(Extracted data entries)
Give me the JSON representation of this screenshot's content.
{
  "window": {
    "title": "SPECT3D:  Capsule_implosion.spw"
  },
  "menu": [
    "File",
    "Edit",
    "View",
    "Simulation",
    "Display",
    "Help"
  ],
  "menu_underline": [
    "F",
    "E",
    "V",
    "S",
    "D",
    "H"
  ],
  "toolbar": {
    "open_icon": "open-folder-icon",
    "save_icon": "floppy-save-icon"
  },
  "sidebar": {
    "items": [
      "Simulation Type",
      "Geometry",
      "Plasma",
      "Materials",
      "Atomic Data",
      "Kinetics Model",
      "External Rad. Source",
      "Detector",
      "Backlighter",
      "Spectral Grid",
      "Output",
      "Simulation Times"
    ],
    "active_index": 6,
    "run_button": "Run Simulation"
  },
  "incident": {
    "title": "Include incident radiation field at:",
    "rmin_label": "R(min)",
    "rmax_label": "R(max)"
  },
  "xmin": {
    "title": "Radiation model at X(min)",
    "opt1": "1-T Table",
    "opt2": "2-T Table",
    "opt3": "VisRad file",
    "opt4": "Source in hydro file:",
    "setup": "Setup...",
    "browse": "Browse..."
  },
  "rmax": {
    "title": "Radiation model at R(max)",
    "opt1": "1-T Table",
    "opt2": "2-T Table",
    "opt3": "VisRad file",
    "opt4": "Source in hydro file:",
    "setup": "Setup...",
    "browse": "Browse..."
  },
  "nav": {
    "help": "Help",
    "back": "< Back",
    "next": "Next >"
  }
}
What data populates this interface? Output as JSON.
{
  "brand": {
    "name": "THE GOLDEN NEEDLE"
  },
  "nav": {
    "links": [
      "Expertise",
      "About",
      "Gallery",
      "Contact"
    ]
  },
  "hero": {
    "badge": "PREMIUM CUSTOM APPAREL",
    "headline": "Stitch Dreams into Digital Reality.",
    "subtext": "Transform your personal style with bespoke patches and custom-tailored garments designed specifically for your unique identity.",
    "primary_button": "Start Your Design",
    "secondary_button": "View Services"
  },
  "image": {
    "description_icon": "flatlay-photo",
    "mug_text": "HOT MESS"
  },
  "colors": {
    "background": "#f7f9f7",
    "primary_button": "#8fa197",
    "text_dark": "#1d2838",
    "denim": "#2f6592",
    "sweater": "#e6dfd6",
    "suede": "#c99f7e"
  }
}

__REQUIREMENTS__
Would you restate each of the entries word for word?

__THE ANSWER__
Give me the JSON representation of this screenshot's content.
{
  "window": {
    "title": "SPECT3D:  Capsule_implosion.spw"
  },
  "menu": [
    "File",
    "Edit",
    "View",
    "Simulation",
    "Display",
    "Help"
  ],
  "menu_underline": [
    "F",
    "E",
    "V",
    "S",
    "D",
    "H"
  ],
  "toolbar": {
    "open_icon": "open-folder-icon",
    "save_icon": "floppy-save-icon"
  },
  "sidebar": {
    "items": [
      "Simulation Type",
      "Geometry",
      "Plasma",
      "Materials",
      "Atomic Data",
      "Kinetics Model",
      "External Rad. Source",
      "Detector",
      "Backlighter",
      "Spectral Grid",
      "Output",
      "Simulation Times"
    ],
    "active_index": 6,
    "run_button": "Run Simulation"
  },
  "incident": {
    "title": "Include incident radiation field at:",
    "rmin_label": "R(min)",
    "rmax_label": "R(max)"
  },
  "xmin": {
    "title": "Radiation model at X(min)",
    "opt1": "1-T Table",
    "opt2": "2-T Table",
    "opt3": "VisRad file",
    "opt4": "Source in hydro file:",
    "setup": "Setup...",
    "browse": "Browse..."
  },
  "rmax": {
    "title": "Radiation model at R(max)",
    "opt1": "1-T Table",
    "opt2": "2-T Table",
    "opt3": "VisRad file",
    "opt4": "Source in hydro file:",
    "setup": "Setup...",
    "browse": "Browse..."
  },
  "nav": {
    "help": "Help",
    "back": "< Back",
    "next": "Next >"
  }
}
What data populates this interface? Output as JSON.
{
  "brand": {
    "name": "THE GOLDEN NEEDLE"
  },
  "nav": {
    "links": [
      "Expertise",
      "About",
      "Gallery",
      "Contact"
    ]
  },
  "hero": {
    "badge": "PREMIUM CUSTOM APPAREL",
    "headline": "Stitch Dreams into Digital Reality.",
    "subtext": "Transform your personal style with bespoke patches and custom-tailored garments designed specifically for your unique identity.",
    "primary_button": "Start Your Design",
    "secondary_button": "View Services"
  },
  "image": {
    "description_icon": "flatlay-photo",
    "mug_text": "HOT MESS"
  },
  "colors": {
    "background": "#f7f9f7",
    "primary_button": "#8fa197",
    "text_dark": "#1d2838",
    "denim": "#2f6592",
    "sweater": "#e6dfd6",
    "suede": "#c99f7e"
  }
}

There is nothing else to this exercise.